TO BE DONE = Copy out the listing that follows, exact in every word, and skip the images.

[Entries from a dataset]
########

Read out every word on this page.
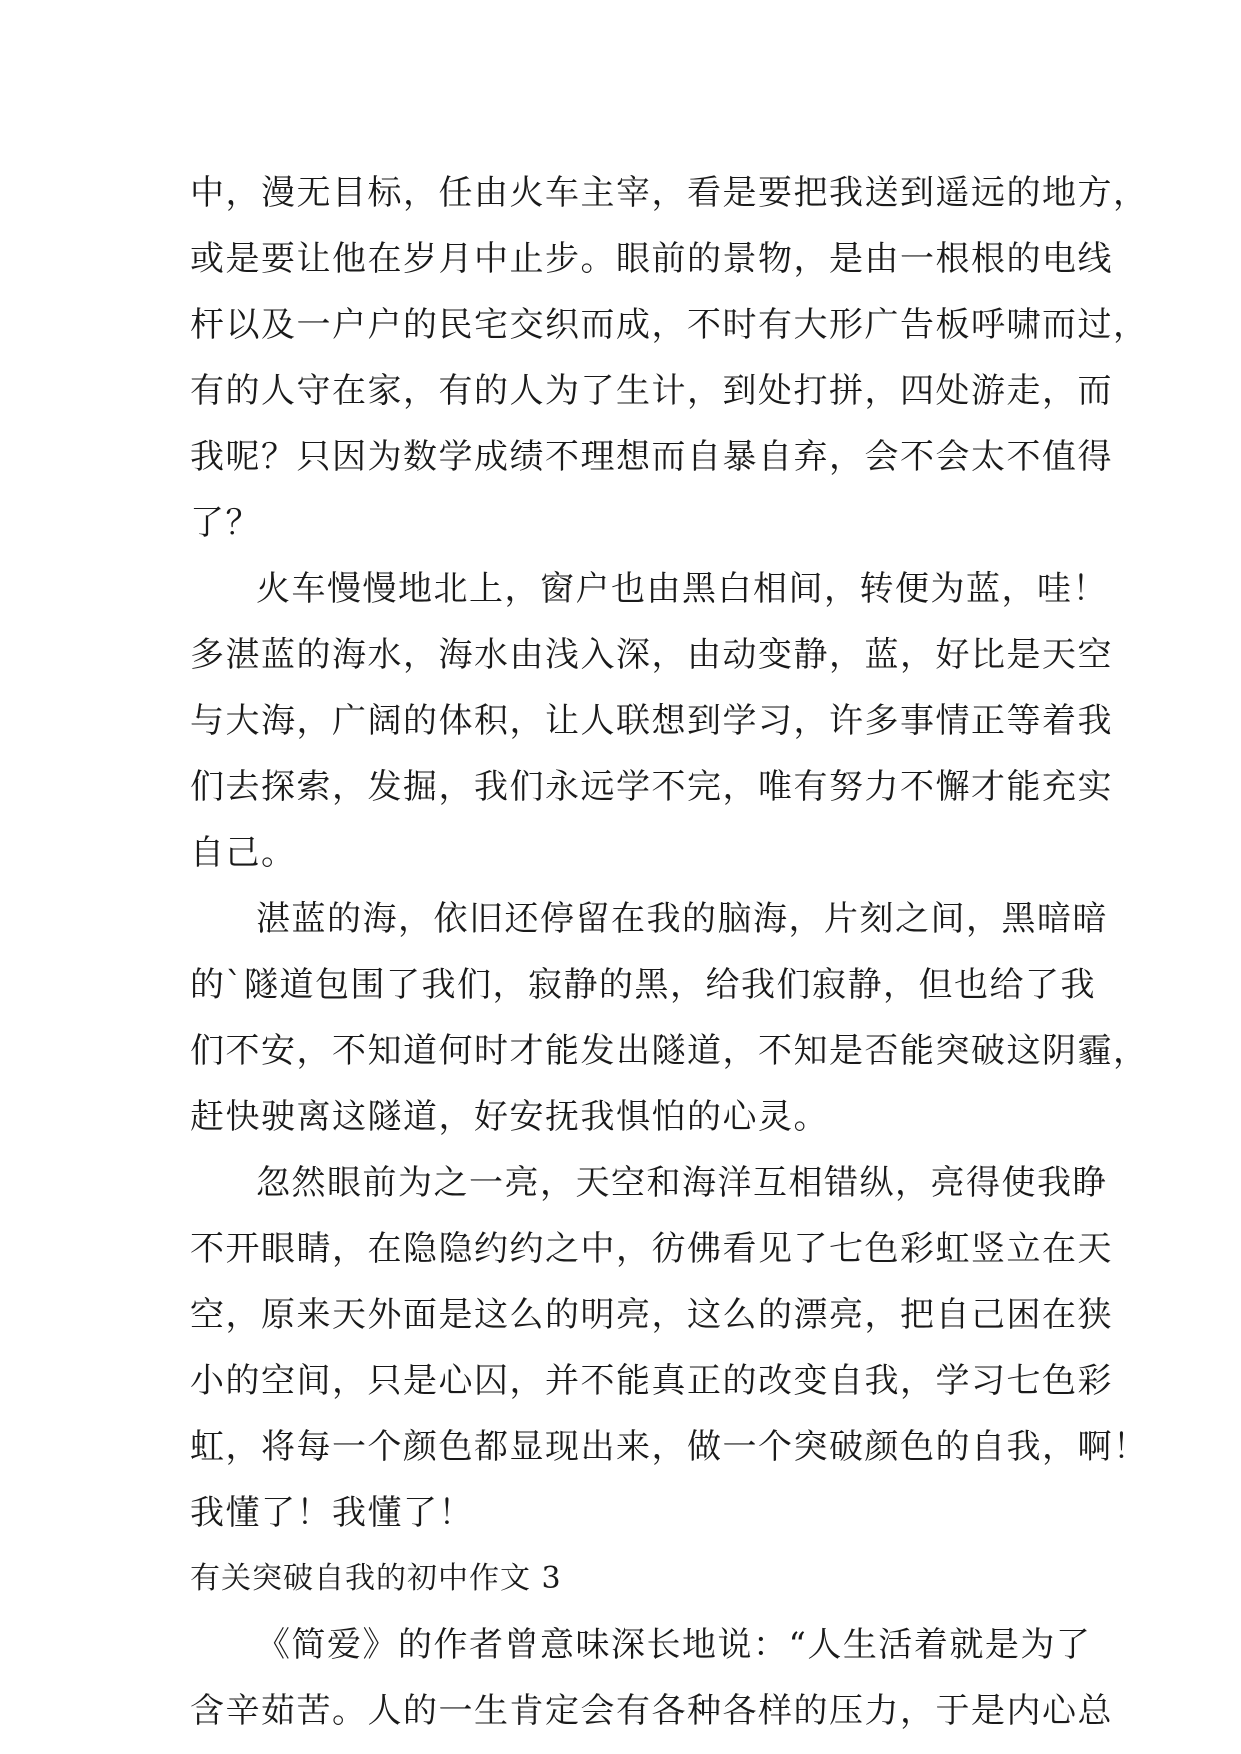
中，漫无目标，任由火车主宰，看是要把我送到遥远的地方，
或是要让他在岁月中止步。眼前的景物，是由一根根的电线
杆以及一户户的民宅交织而成，不时有大形广告板呼啸而过，
有的人守在家，有的人为了生计，到处打拼，四处游走，而
我呢？只因为数学成绩不理想而自暴自弃，会不会太不值得
了？
火车慢慢地北上，窗户也由黑白相间，转便为蓝，哇！
多湛蓝的海水，海水由浅入深，由动变静，蓝，好比是天空
与大海，广阔的体积，让人联想到学习，许多事情正等着我
们去探索，发掘，我们永远学不完，唯有努力不懈才能充实
自己。
湛蓝的海，依旧还停留在我的脑海，片刻之间，黑暗暗
的`隧道包围了我们，寂静的黑，给我们寂静，但也给了我
们不安，不知道何时才能发出隧道，不知是否能突破这阴霾，
赶快驶离这隧道，好安抚我惧怕的心灵。
忽然眼前为之一亮，天空和海洋互相错纵，亮得使我睁
不开眼睛，在隐隐约约之中，彷佛看见了七色彩虹竖立在天
空，原来天外面是这么的明亮，这么的漂亮，把自己困在狭
小的空间，只是心囚，并不能真正的改变自我，学习七色彩
虹，将每一个颜色都显现出来，做一个突破颜色的自我，啊！
我懂了！我懂了！
有关突破自我的初中作文 3
《简爱》的作者曾意味深长地说：“人生活着就是为了
含辛茹苦。人的一生肯定会有各种各样的压力，于是内心总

########

CORRECT ANSWER =
Read out every word on this page.
中，漫无目标，任由火车主宰，看是要把我送到遥远的地方，
或是要让他在岁月中止步。眼前的景物，是由一根根的电线
杆以及一户户的民宅交织而成，不时有大形广告板呼啸而过，
有的人守在家，有的人为了生计，到处打拼，四处游走，而
我呢？只因为数学成绩不理想而自暴自弃，会不会太不值得
了？
火车慢慢地北上，窗户也由黑白相间，转便为蓝，哇！
多湛蓝的海水，海水由浅入深，由动变静，蓝，好比是天空
与大海，广阔的体积，让人联想到学习，许多事情正等着我
们去探索，发掘，我们永远学不完，唯有努力不懈才能充实
自己。
湛蓝的海，依旧还停留在我的脑海，片刻之间，黑暗暗
的`隧道包围了我们，寂静的黑，给我们寂静，但也给了我
们不安，不知道何时才能发出隧道，不知是否能突破这阴霾，
赶快驶离这隧道，好安抚我惧怕的心灵。
忽然眼前为之一亮，天空和海洋互相错纵，亮得使我睁
不开眼睛，在隐隐约约之中，彷佛看见了七色彩虹竖立在天
空，原来天外面是这么的明亮，这么的漂亮，把自己困在狭
小的空间，只是心囚，并不能真正的改变自我，学习七色彩
虹，将每一个颜色都显现出来，做一个突破颜色的自我，啊！
我懂了！我懂了！
有关突破自我的初中作文 3
《简爱》的作者曾意味深长地说：“人生活着就是为了
含辛茹苦。人的一生肯定会有各种各样的压力，于是内心总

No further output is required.